[START DATA FOR PROCESSING]
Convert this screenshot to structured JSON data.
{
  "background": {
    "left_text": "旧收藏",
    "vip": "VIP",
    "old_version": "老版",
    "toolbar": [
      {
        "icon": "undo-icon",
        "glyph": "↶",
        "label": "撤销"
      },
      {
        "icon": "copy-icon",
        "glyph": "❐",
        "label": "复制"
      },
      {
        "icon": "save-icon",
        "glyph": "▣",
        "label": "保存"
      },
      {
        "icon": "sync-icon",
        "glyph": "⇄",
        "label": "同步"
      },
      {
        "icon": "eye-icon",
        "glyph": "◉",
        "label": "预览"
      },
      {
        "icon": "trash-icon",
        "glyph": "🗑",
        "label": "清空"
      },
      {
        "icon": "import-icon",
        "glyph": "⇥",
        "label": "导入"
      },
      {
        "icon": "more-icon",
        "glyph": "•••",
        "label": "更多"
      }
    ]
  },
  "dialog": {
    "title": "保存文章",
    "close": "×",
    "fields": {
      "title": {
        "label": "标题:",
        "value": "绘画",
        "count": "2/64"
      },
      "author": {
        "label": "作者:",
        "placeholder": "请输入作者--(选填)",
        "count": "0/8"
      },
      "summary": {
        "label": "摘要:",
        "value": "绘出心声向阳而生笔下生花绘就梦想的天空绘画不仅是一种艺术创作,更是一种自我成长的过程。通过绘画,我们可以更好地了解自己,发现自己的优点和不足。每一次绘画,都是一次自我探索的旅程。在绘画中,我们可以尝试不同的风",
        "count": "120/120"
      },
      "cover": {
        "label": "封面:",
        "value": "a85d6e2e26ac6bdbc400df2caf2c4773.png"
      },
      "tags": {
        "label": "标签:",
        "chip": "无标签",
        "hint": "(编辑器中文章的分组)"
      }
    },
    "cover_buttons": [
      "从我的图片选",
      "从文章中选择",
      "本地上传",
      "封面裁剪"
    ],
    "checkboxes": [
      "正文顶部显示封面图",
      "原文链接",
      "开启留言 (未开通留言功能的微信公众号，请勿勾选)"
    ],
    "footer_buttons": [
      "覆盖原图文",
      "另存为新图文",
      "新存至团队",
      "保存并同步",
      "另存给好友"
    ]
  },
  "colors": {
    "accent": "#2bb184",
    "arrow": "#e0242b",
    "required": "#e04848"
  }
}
[END DATA FOR PROCESSING]
Search the data for the string "glyph". List each line that has it.

        "glyph": "↶",
        "glyph": "❐",
        "glyph": "▣",
        "glyph": "⇄",
        "glyph": "◉",
        "glyph": "🗑",
        "glyph": "⇥",
        "glyph": "•••",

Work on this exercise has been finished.